Records that describe figures:
★ ★ ★ ★

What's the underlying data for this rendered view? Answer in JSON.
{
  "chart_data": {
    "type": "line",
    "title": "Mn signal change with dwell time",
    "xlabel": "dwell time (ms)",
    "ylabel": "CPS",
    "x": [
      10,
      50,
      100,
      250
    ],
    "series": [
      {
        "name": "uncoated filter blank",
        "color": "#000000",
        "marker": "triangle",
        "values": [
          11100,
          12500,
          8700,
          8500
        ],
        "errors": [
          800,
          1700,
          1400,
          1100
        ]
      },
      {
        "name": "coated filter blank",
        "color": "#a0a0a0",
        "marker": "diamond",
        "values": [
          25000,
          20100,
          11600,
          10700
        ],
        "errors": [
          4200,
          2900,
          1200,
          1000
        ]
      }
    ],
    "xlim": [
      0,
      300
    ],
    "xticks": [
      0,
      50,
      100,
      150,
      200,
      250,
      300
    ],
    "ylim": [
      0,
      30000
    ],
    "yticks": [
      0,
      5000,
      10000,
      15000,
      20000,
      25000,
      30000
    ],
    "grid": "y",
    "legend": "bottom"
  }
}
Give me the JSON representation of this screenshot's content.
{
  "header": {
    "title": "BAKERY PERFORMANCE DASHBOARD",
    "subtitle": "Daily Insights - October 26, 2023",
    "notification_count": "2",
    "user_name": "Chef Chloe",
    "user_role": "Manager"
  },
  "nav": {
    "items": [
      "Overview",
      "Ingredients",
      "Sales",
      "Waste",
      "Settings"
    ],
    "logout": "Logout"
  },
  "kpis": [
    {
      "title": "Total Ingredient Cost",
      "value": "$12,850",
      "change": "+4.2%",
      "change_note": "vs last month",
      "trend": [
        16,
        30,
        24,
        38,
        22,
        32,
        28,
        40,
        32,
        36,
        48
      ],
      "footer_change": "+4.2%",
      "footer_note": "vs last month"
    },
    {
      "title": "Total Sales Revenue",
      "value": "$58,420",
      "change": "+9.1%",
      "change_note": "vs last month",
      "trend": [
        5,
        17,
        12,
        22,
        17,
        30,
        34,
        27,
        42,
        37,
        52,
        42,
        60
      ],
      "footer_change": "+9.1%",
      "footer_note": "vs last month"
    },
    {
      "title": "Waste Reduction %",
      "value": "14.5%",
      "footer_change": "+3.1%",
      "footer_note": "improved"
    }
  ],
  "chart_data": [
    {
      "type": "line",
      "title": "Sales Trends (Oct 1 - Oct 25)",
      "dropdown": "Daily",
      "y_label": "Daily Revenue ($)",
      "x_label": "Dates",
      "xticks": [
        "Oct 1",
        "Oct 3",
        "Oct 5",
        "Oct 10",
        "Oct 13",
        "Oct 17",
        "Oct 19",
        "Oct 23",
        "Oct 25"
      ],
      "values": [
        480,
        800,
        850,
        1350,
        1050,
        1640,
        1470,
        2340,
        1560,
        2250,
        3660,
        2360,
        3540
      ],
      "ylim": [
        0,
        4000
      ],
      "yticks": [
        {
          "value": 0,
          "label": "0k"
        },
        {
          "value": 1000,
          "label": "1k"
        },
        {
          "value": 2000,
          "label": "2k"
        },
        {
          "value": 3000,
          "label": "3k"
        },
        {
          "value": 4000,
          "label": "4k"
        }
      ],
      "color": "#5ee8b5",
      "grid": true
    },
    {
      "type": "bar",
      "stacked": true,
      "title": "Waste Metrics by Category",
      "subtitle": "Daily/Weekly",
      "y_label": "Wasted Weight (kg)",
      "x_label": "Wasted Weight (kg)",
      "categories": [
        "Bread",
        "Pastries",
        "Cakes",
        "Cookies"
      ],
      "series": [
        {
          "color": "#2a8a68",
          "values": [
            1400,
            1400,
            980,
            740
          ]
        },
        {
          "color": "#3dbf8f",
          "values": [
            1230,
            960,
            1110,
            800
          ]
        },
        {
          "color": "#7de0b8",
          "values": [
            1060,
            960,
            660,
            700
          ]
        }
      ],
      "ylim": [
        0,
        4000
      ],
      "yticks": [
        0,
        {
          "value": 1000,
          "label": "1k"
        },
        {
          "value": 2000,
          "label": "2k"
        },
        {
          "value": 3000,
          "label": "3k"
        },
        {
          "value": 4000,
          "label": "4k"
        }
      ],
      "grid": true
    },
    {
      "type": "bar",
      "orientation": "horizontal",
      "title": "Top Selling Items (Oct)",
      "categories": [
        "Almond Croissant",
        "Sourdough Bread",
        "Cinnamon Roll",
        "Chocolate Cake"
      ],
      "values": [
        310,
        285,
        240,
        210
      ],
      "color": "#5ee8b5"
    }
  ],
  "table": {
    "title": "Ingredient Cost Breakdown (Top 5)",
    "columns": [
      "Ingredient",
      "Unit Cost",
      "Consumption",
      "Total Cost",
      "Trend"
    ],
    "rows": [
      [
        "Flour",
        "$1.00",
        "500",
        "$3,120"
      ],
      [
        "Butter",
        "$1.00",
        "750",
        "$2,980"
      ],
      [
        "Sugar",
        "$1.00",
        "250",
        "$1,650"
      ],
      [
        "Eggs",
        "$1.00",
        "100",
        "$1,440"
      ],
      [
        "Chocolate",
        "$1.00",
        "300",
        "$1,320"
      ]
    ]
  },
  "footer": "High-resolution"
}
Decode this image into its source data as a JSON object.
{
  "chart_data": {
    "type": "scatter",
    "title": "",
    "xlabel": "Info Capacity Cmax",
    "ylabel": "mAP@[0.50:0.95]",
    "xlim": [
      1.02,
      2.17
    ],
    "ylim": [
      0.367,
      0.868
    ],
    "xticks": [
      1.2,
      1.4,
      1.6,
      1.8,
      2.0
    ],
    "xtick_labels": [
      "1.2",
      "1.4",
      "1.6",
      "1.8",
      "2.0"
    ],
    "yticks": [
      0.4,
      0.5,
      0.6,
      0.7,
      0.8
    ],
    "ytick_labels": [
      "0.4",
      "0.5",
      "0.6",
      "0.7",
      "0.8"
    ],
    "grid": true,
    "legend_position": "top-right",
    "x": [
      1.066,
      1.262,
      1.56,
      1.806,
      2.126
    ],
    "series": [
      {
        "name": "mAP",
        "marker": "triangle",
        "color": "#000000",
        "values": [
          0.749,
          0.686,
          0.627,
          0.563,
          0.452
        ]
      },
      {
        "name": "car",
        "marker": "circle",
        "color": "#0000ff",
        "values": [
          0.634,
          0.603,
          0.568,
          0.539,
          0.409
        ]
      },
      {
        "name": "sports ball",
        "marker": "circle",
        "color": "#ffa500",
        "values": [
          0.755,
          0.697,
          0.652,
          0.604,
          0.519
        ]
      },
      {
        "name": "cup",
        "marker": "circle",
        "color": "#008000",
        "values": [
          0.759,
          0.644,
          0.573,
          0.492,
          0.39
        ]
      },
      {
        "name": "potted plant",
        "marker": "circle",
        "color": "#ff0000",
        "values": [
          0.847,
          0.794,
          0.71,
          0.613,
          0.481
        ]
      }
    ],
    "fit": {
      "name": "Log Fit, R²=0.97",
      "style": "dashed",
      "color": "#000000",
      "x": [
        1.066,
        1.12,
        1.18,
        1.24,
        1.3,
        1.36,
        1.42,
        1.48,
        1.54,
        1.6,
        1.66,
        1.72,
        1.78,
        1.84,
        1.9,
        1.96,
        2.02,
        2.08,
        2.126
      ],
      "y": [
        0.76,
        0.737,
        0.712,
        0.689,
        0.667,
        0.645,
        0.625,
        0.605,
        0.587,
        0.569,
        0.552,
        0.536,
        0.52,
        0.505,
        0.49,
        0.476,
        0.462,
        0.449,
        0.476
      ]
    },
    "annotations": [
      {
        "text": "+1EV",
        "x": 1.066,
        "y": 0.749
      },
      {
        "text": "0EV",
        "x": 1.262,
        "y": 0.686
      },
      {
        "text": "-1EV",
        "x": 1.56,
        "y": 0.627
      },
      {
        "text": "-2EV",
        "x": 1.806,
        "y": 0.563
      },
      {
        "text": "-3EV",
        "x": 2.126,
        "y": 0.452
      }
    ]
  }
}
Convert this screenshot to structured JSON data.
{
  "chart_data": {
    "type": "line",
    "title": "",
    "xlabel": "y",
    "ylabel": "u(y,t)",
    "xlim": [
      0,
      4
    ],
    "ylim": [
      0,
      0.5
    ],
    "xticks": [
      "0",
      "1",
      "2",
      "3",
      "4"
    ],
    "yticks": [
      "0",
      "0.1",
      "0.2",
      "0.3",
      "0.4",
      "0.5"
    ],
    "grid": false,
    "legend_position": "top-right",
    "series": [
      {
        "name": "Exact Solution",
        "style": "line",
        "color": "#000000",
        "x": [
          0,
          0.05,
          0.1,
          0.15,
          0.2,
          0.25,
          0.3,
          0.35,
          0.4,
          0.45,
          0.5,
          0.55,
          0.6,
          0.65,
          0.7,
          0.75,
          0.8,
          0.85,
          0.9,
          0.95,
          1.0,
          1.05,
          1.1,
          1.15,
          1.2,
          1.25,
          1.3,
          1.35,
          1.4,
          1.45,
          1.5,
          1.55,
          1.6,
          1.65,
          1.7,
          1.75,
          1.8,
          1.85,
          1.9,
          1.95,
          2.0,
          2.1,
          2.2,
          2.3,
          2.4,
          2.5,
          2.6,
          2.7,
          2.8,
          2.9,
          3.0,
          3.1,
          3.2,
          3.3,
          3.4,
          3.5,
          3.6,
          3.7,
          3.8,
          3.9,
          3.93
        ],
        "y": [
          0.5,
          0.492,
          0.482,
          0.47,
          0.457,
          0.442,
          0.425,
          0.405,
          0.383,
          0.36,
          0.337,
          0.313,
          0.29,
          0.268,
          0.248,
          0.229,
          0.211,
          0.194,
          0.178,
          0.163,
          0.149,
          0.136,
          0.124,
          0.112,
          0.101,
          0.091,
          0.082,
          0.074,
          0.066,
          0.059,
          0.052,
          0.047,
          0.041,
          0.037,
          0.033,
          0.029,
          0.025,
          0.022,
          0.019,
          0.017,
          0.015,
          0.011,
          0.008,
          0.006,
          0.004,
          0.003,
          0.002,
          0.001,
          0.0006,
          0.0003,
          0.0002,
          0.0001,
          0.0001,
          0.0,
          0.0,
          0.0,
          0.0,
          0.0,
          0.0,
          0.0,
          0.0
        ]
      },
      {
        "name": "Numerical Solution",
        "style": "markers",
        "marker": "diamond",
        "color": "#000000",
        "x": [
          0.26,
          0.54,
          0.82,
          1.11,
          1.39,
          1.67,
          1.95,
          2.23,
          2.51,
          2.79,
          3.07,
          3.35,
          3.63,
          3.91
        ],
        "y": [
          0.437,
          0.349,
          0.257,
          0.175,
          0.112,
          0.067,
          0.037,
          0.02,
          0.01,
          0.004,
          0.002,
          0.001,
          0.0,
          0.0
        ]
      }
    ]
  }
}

★ ★ ★ ★

Which lines include "style"? Copy each of them out.

TASK SOLUTION:
      "style": "dashed",
        "style": "line",
        "style": "markers",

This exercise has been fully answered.